Set task
Extract all of the data and reproduce it precisely.

Dataset entries
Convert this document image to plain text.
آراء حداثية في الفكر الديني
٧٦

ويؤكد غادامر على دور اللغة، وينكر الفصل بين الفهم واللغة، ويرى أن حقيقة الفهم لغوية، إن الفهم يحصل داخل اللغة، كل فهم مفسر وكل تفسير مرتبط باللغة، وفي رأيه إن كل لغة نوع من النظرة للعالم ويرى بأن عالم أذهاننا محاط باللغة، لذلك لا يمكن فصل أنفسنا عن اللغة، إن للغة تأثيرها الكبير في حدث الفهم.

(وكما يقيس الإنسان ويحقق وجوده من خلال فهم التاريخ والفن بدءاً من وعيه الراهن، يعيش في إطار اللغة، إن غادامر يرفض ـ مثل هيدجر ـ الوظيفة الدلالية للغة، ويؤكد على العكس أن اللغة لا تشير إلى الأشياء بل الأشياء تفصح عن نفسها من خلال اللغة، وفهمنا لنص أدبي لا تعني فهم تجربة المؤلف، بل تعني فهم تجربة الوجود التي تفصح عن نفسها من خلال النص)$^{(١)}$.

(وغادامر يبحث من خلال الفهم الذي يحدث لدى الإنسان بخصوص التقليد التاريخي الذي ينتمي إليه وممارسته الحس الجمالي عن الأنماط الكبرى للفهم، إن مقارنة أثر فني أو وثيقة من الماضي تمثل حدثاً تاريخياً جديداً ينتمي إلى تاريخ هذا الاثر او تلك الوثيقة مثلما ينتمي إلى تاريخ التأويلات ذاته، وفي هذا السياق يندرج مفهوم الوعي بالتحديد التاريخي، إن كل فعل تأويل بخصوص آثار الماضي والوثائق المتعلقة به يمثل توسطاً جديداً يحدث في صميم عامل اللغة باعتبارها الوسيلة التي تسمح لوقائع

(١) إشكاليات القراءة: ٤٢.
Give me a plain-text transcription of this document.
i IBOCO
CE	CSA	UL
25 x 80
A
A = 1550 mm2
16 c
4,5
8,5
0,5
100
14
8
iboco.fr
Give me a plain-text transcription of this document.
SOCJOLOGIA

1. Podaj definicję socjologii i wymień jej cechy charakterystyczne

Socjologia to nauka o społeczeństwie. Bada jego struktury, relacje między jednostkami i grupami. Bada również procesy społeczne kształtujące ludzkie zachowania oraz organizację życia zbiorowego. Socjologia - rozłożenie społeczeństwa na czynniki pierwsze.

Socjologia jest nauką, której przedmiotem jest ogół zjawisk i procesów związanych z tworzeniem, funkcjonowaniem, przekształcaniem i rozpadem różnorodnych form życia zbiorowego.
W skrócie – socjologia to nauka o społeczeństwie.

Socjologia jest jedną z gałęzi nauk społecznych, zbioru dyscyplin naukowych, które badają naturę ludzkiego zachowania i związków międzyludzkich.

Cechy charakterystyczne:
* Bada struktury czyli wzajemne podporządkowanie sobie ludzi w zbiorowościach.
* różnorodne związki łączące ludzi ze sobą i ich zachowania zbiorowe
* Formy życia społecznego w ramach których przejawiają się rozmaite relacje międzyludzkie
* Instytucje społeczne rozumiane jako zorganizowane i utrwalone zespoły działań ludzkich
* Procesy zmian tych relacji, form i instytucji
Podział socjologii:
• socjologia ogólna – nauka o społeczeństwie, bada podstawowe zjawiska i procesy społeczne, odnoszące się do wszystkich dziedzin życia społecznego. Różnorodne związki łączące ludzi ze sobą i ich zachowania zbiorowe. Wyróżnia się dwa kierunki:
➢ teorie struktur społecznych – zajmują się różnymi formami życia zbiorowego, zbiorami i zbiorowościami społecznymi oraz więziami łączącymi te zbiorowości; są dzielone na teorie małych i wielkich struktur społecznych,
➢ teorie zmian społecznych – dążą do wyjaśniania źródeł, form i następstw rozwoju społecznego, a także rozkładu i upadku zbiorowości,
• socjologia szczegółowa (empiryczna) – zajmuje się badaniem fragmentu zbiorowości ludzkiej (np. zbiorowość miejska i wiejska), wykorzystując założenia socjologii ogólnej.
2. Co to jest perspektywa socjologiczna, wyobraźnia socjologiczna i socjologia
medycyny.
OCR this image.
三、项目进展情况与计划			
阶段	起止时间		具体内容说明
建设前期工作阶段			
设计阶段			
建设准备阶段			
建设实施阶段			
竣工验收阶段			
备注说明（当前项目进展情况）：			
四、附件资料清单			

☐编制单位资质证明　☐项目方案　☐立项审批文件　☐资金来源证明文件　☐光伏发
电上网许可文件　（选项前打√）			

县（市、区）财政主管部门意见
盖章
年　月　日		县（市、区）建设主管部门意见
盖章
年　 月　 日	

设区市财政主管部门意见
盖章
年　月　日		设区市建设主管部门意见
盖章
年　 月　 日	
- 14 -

Complete response
Convert this document image to plain text.
آراء حداثية في الفكر الديني
٧٦

ويؤكد غادامر على دور اللغة، وينكر الفصل بين الفهم واللغة، ويرى أن حقيقة الفهم لغوية، إن الفهم يحصل داخل اللغة، كل فهم مفسر وكل تفسير مرتبط باللغة، وفي رأيه إن كل لغة نوع من النظرة للعالم ويرى بأن عالم أذهاننا محاط باللغة، لذلك لا يمكن فصل أنفسنا عن اللغة، إن للغة تأثيرها الكبير في حدث الفهم.

(وكما يقيس الإنسان ويحقق وجوده من خلال فهم التاريخ والفن بدءاً من وعيه الراهن، يعيش في إطار اللغة، إن غادامر يرفض ـ مثل هيدجر ـ الوظيفة الدلالية للغة، ويؤكد على العكس أن اللغة لا تشير إلى الأشياء بل الأشياء تفصح عن نفسها من خلال اللغة، وفهمنا لنص أدبي لا تعني فهم تجربة المؤلف، بل تعني فهم تجربة الوجود التي تفصح عن نفسها من خلال النص)$^{(١)}$.

(وغادامر يبحث من خلال الفهم الذي يحدث لدى الإنسان بخصوص التقليد التاريخي الذي ينتمي إليه وممارسته الحس الجمالي عن الأنماط الكبرى للفهم، إن مقارنة أثر فني أو وثيقة من الماضي تمثل حدثاً تاريخياً جديداً ينتمي إلى تاريخ هذا الاثر او تلك الوثيقة مثلما ينتمي إلى تاريخ التأويلات ذاته، وفي هذا السياق يندرج مفهوم الوعي بالتحديد التاريخي، إن كل فعل تأويل بخصوص آثار الماضي والوثائق المتعلقة به يمثل توسطاً جديداً يحدث في صميم عامل اللغة باعتبارها الوسيلة التي تسمح لوقائع

(١) إشكاليات القراءة: ٤٢.
Give me a plain-text transcription of this document.
i IBOCO
CE	CSA	UL
25 x 80
A
A = 1550 mm2
16 c
4,5
8,5
0,5
100
14
8
iboco.fr
Give me a plain-text transcription of this document.
SOCJOLOGIA

1. Podaj definicję socjologii i wymień jej cechy charakterystyczne

Socjologia to nauka o społeczeństwie. Bada jego struktury, relacje między jednostkami i grupami. Bada również procesy społeczne kształtujące ludzkie zachowania oraz organizację życia zbiorowego. Socjologia - rozłożenie społeczeństwa na czynniki pierwsze.

Socjologia jest nauką, której przedmiotem jest ogół zjawisk i procesów związanych z tworzeniem, funkcjonowaniem, przekształcaniem i rozpadem różnorodnych form życia zbiorowego.
W skrócie – socjologia to nauka o społeczeństwie.

Socjologia jest jedną z gałęzi nauk społecznych, zbioru dyscyplin naukowych, które badają naturę ludzkiego zachowania i związków międzyludzkich.

Cechy charakterystyczne:
* Bada struktury czyli wzajemne podporządkowanie sobie ludzi w zbiorowościach.
* różnorodne związki łączące ludzi ze sobą i ich zachowania zbiorowe
* Formy życia społecznego w ramach których przejawiają się rozmaite relacje międzyludzkie
* Instytucje społeczne rozumiane jako zorganizowane i utrwalone zespoły działań ludzkich
* Procesy zmian tych relacji, form i instytucji
Podział socjologii:
• socjologia ogólna – nauka o społeczeństwie, bada podstawowe zjawiska i procesy społeczne, odnoszące się do wszystkich dziedzin życia społecznego. Różnorodne związki łączące ludzi ze sobą i ich zachowania zbiorowe. Wyróżnia się dwa kierunki:
➢ teorie struktur społecznych – zajmują się różnymi formami życia zbiorowego, zbiorami i zbiorowościami społecznymi oraz więziami łączącymi te zbiorowości; są dzielone na teorie małych i wielkich struktur społecznych,
➢ teorie zmian społecznych – dążą do wyjaśniania źródeł, form i następstw rozwoju społecznego, a także rozkładu i upadku zbiorowości,
• socjologia szczegółowa (empiryczna) – zajmuje się badaniem fragmentu zbiorowości ludzkiej (np. zbiorowość miejska i wiejska), wykorzystując założenia socjologii ogólnej.
2. Co to jest perspektywa socjologiczna, wyobraźnia socjologiczna i socjologia
medycyny.
OCR this image.
三、项目进展情况与计划			
阶段	起止时间		具体内容说明
建设前期工作阶段			
设计阶段			
建设准备阶段			
建设实施阶段			
竣工验收阶段			
备注说明（当前项目进展情况）：			
四、附件资料清单			

☐编制单位资质证明　☐项目方案　☐立项审批文件　☐资金来源证明文件　☐光伏发
电上网许可文件　（选项前打√）			

县（市、区）财政主管部门意见
盖章
年　月　日		县（市、区）建设主管部门意见
盖章
年　 月　 日	

设区市财政主管部门意见
盖章
年　月　日		设区市建设主管部门意见
盖章
年　 月　 日	
- 14 -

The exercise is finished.